**Written instruction:** Leave out the pictures and copy everything else below exactly.

==== Records to process

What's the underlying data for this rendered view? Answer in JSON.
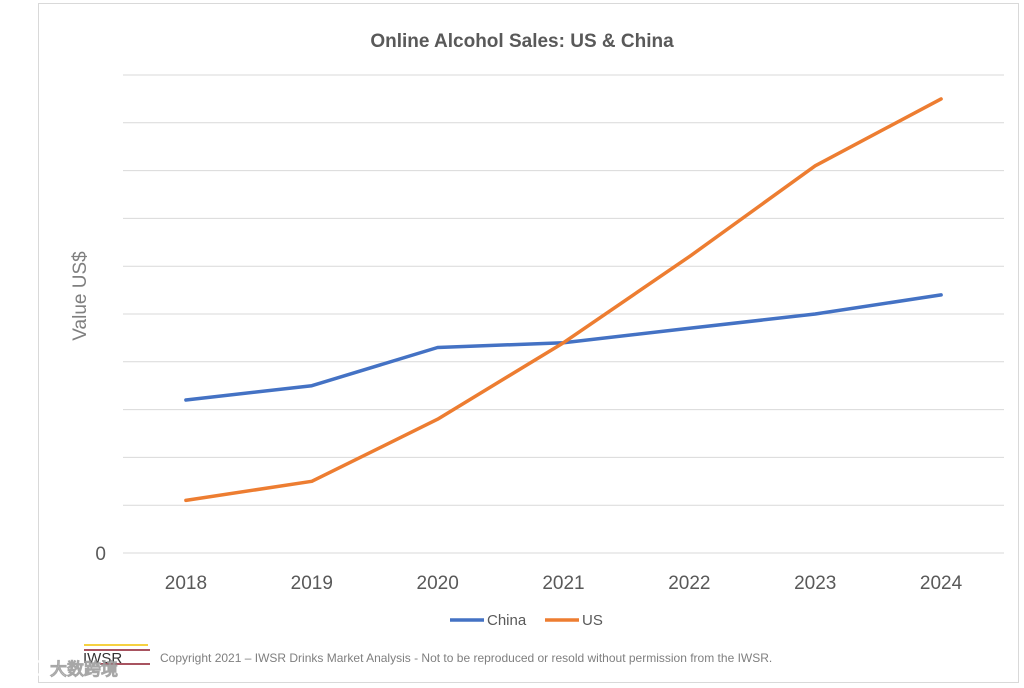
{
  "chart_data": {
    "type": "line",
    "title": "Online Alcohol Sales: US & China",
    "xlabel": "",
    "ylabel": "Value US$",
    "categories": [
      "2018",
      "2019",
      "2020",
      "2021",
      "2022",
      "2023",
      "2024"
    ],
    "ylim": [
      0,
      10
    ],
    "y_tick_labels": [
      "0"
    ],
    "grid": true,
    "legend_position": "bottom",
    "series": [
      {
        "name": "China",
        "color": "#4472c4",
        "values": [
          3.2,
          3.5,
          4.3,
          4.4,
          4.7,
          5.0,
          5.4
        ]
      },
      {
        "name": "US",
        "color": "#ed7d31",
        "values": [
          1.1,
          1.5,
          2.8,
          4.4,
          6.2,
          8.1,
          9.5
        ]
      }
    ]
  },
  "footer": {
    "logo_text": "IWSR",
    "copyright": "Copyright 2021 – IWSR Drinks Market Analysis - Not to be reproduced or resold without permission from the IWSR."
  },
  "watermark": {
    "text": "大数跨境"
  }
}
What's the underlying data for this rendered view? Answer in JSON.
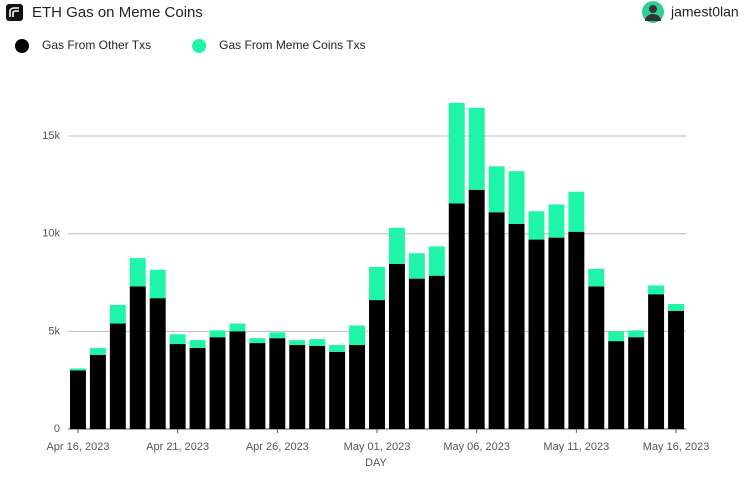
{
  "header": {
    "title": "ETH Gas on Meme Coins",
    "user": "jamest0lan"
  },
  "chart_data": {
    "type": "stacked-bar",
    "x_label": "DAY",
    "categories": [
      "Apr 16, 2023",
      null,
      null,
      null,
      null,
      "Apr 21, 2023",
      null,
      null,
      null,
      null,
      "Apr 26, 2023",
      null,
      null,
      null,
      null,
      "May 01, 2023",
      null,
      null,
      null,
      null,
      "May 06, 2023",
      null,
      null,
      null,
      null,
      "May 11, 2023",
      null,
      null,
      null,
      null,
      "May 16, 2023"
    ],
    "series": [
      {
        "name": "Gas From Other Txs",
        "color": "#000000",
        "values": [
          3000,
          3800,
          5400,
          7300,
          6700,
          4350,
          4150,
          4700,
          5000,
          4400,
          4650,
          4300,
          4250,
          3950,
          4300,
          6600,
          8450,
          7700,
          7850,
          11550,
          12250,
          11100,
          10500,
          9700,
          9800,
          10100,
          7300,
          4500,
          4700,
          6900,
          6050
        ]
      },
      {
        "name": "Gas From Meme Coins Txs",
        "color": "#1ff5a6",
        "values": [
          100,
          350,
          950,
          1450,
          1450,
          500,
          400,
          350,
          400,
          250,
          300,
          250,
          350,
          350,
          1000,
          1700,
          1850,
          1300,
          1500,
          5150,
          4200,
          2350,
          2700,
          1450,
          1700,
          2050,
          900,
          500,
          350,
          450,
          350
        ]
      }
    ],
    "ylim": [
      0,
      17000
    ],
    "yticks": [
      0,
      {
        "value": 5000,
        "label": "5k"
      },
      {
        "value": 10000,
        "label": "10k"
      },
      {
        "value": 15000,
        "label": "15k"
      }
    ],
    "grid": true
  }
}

========

**Reply to the exercise:**
What's the underlying data for this rendered view? Answer in JSON.
{
  "chart_data": {
    "type": "line",
    "title": "Online Alcohol Sales: US & China",
    "xlabel": "",
    "ylabel": "Value US$",
    "categories": [
      "2018",
      "2019",
      "2020",
      "2021",
      "2022",
      "2023",
      "2024"
    ],
    "ylim": [
      0,
      10
    ],
    "y_tick_labels": [
      "0"
    ],
    "grid": true,
    "legend_position": "bottom",
    "series": [
      {
        "name": "China",
        "color": "#4472c4",
        "values": [
          3.2,
          3.5,
          4.3,
          4.4,
          4.7,
          5.0,
          5.4
        ]
      },
      {
        "name": "US",
        "color": "#ed7d31",
        "values": [
          1.1,
          1.5,
          2.8,
          4.4,
          6.2,
          8.1,
          9.5
        ]
      }
    ]
  },
  "footer": {
    "logo_text": "IWSR",
    "copyright": "Copyright 2021 – IWSR Drinks Market Analysis - Not to be reproduced or resold without permission from the IWSR."
  },
  "watermark": {
    "text": "大数跨境"
  }
}
What's the underlying data for this rendered view? Answer in JSON.
{
  "header": {
    "title": "ETH Gas on Meme Coins",
    "user": "jamest0lan"
  },
  "chart_data": {
    "type": "stacked-bar",
    "x_label": "DAY",
    "categories": [
      "Apr 16, 2023",
      null,
      null,
      null,
      null,
      "Apr 21, 2023",
      null,
      null,
      null,
      null,
      "Apr 26, 2023",
      null,
      null,
      null,
      null,
      "May 01, 2023",
      null,
      null,
      null,
      null,
      "May 06, 2023",
      null,
      null,
      null,
      null,
      "May 11, 2023",
      null,
      null,
      null,
      null,
      "May 16, 2023"
    ],
    "series": [
      {
        "name": "Gas From Other Txs",
        "color": "#000000",
        "values": [
          3000,
          3800,
          5400,
          7300,
          6700,
          4350,
          4150,
          4700,
          5000,
          4400,
          4650,
          4300,
          4250,
          3950,
          4300,
          6600,
          8450,
          7700,
          7850,
          11550,
          12250,
          11100,
          10500,
          9700,
          9800,
          10100,
          7300,
          4500,
          4700,
          6900,
          6050
        ]
      },
      {
        "name": "Gas From Meme Coins Txs",
        "color": "#1ff5a6",
        "values": [
          100,
          350,
          950,
          1450,
          1450,
          500,
          400,
          350,
          400,
          250,
          300,
          250,
          350,
          350,
          1000,
          1700,
          1850,
          1300,
          1500,
          5150,
          4200,
          2350,
          2700,
          1450,
          1700,
          2050,
          900,
          500,
          350,
          450,
          350
        ]
      }
    ],
    "ylim": [
      0,
      17000
    ],
    "yticks": [
      0,
      {
        "value": 5000,
        "label": "5k"
      },
      {
        "value": 10000,
        "label": "10k"
      },
      {
        "value": 15000,
        "label": "15k"
      }
    ],
    "grid": true
  }
}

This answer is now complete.